Description of the task: Transcribe the material in full, exactly as written.

Records to use:
☆ ☆ ☆ ☆ ☆

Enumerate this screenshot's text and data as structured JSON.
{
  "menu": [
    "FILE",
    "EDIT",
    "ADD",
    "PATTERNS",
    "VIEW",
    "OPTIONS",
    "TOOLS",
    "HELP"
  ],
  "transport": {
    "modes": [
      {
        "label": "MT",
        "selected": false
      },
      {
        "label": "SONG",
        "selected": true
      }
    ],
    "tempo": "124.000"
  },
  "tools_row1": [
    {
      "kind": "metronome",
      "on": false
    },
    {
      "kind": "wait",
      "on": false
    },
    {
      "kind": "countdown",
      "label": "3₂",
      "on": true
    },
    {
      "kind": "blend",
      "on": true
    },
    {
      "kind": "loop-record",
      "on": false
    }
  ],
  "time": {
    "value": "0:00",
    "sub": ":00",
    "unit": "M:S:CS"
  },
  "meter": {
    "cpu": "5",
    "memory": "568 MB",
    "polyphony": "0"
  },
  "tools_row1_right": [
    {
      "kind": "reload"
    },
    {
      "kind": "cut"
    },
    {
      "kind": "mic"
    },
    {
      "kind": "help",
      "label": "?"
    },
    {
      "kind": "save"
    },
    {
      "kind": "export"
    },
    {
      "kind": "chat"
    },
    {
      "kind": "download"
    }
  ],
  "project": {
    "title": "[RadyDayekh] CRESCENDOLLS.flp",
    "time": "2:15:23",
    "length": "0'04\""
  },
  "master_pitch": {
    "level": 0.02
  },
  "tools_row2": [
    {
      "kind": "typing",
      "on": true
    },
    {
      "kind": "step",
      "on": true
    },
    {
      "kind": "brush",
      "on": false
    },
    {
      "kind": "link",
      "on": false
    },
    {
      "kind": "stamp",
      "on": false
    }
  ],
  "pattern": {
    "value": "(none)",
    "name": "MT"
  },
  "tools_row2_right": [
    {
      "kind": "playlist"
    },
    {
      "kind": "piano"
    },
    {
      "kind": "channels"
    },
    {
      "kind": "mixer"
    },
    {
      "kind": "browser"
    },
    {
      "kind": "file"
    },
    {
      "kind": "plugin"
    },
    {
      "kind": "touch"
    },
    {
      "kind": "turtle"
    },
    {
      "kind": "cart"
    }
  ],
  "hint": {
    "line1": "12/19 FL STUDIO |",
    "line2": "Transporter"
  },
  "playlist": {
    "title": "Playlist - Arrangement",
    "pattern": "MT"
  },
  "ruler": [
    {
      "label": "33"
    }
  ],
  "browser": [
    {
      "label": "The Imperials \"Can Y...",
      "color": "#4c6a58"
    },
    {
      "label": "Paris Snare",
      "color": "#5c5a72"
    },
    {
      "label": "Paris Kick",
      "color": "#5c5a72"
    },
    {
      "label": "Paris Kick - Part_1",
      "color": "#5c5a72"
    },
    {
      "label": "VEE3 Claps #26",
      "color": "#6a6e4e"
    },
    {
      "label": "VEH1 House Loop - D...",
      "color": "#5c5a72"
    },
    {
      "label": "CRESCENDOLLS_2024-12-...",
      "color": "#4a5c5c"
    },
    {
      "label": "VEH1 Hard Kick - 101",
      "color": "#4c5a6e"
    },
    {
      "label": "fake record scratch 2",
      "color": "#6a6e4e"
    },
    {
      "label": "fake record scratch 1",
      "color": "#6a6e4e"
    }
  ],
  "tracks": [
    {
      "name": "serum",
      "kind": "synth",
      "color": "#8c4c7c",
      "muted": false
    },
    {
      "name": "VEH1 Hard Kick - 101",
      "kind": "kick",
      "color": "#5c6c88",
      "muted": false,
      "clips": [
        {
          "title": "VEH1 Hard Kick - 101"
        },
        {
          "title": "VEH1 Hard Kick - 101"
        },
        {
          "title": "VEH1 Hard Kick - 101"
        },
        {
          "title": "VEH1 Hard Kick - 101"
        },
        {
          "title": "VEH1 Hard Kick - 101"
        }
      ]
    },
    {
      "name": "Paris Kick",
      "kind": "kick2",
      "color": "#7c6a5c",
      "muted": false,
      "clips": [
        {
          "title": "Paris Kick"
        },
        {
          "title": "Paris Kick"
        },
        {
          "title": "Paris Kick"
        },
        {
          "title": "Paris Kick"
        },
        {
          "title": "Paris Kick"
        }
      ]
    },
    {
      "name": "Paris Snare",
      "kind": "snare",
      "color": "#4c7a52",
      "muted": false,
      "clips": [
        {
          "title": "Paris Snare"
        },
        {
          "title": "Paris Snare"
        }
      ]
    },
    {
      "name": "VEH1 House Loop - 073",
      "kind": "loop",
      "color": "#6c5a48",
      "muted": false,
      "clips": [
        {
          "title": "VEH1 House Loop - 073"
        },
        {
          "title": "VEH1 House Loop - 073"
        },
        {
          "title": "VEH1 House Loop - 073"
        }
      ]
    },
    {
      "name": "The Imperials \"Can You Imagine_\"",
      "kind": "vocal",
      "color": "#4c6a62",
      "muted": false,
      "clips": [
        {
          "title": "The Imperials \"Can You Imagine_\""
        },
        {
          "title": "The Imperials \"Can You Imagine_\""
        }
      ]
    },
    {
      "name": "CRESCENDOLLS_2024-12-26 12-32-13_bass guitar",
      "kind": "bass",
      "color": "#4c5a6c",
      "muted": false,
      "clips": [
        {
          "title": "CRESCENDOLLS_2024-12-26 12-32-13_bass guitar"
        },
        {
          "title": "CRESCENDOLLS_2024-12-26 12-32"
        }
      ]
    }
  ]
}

☆ ☆ ☆ ☆ ☆

Solution to this exercise:
Enumerate this screenshot's text and data as structured JSON.
{
  "menu": [
    "FILE",
    "EDIT",
    "ADD",
    "PATTERNS",
    "VIEW",
    "OPTIONS",
    "TOOLS",
    "HELP"
  ],
  "transport": {
    "modes": [
      {
        "label": "MT",
        "selected": false
      },
      {
        "label": "SONG",
        "selected": true
      }
    ],
    "tempo": "124.000"
  },
  "tools_row1": [
    {
      "kind": "metronome",
      "on": false
    },
    {
      "kind": "wait",
      "on": false
    },
    {
      "kind": "countdown",
      "label": "3₂",
      "on": true
    },
    {
      "kind": "blend",
      "on": true
    },
    {
      "kind": "loop-record",
      "on": false
    }
  ],
  "time": {
    "value": "0:00",
    "sub": ":00",
    "unit": "M:S:CS"
  },
  "meter": {
    "cpu": "5",
    "memory": "568 MB",
    "polyphony": "0"
  },
  "tools_row1_right": [
    {
      "kind": "reload"
    },
    {
      "kind": "cut"
    },
    {
      "kind": "mic"
    },
    {
      "kind": "help",
      "label": "?"
    },
    {
      "kind": "save"
    },
    {
      "kind": "export"
    },
    {
      "kind": "chat"
    },
    {
      "kind": "download"
    }
  ],
  "project": {
    "title": "[RadyDayekh] CRESCENDOLLS.flp",
    "time": "2:15:23",
    "length": "0'04\""
  },
  "master_pitch": {
    "level": 0.02
  },
  "tools_row2": [
    {
      "kind": "typing",
      "on": true
    },
    {
      "kind": "step",
      "on": true
    },
    {
      "kind": "brush",
      "on": false
    },
    {
      "kind": "link",
      "on": false
    },
    {
      "kind": "stamp",
      "on": false
    }
  ],
  "pattern": {
    "value": "(none)",
    "name": "MT"
  },
  "tools_row2_right": [
    {
      "kind": "playlist"
    },
    {
      "kind": "piano"
    },
    {
      "kind": "channels"
    },
    {
      "kind": "mixer"
    },
    {
      "kind": "browser"
    },
    {
      "kind": "file"
    },
    {
      "kind": "plugin"
    },
    {
      "kind": "touch"
    },
    {
      "kind": "turtle"
    },
    {
      "kind": "cart"
    }
  ],
  "hint": {
    "line1": "12/19 FL STUDIO |",
    "line2": "Transporter"
  },
  "playlist": {
    "title": "Playlist - Arrangement",
    "pattern": "MT"
  },
  "ruler": [
    {
      "label": "33"
    }
  ],
  "browser": [
    {
      "label": "The Imperials \"Can Y...",
      "color": "#4c6a58"
    },
    {
      "label": "Paris Snare",
      "color": "#5c5a72"
    },
    {
      "label": "Paris Kick",
      "color": "#5c5a72"
    },
    {
      "label": "Paris Kick - Part_1",
      "color": "#5c5a72"
    },
    {
      "label": "VEE3 Claps #26",
      "color": "#6a6e4e"
    },
    {
      "label": "VEH1 House Loop - D...",
      "color": "#5c5a72"
    },
    {
      "label": "CRESCENDOLLS_2024-12-...",
      "color": "#4a5c5c"
    },
    {
      "label": "VEH1 Hard Kick - 101",
      "color": "#4c5a6e"
    },
    {
      "label": "fake record scratch 2",
      "color": "#6a6e4e"
    },
    {
      "label": "fake record scratch 1",
      "color": "#6a6e4e"
    }
  ],
  "tracks": [
    {
      "name": "serum",
      "kind": "synth",
      "color": "#8c4c7c",
      "muted": false
    },
    {
      "name": "VEH1 Hard Kick - 101",
      "kind": "kick",
      "color": "#5c6c88",
      "muted": false,
      "clips": [
        {
          "title": "VEH1 Hard Kick - 101"
        },
        {
          "title": "VEH1 Hard Kick - 101"
        },
        {
          "title": "VEH1 Hard Kick - 101"
        },
        {
          "title": "VEH1 Hard Kick - 101"
        },
        {
          "title": "VEH1 Hard Kick - 101"
        }
      ]
    },
    {
      "name": "Paris Kick",
      "kind": "kick2",
      "color": "#7c6a5c",
      "muted": false,
      "clips": [
        {
          "title": "Paris Kick"
        },
        {
          "title": "Paris Kick"
        },
        {
          "title": "Paris Kick"
        },
        {
          "title": "Paris Kick"
        },
        {
          "title": "Paris Kick"
        }
      ]
    },
    {
      "name": "Paris Snare",
      "kind": "snare",
      "color": "#4c7a52",
      "muted": false,
      "clips": [
        {
          "title": "Paris Snare"
        },
        {
          "title": "Paris Snare"
        }
      ]
    },
    {
      "name": "VEH1 House Loop - 073",
      "kind": "loop",
      "color": "#6c5a48",
      "muted": false,
      "clips": [
        {
          "title": "VEH1 House Loop - 073"
        },
        {
          "title": "VEH1 House Loop - 073"
        },
        {
          "title": "VEH1 House Loop - 073"
        }
      ]
    },
    {
      "name": "The Imperials \"Can You Imagine_\"",
      "kind": "vocal",
      "color": "#4c6a62",
      "muted": false,
      "clips": [
        {
          "title": "The Imperials \"Can You Imagine_\""
        },
        {
          "title": "The Imperials \"Can You Imagine_\""
        }
      ]
    },
    {
      "name": "CRESCENDOLLS_2024-12-26 12-32-13_bass guitar",
      "kind": "bass",
      "color": "#4c5a6c",
      "muted": false,
      "clips": [
        {
          "title": "CRESCENDOLLS_2024-12-26 12-32-13_bass guitar"
        },
        {
          "title": "CRESCENDOLLS_2024-12-26 12-32"
        }
      ]
    }
  ]
}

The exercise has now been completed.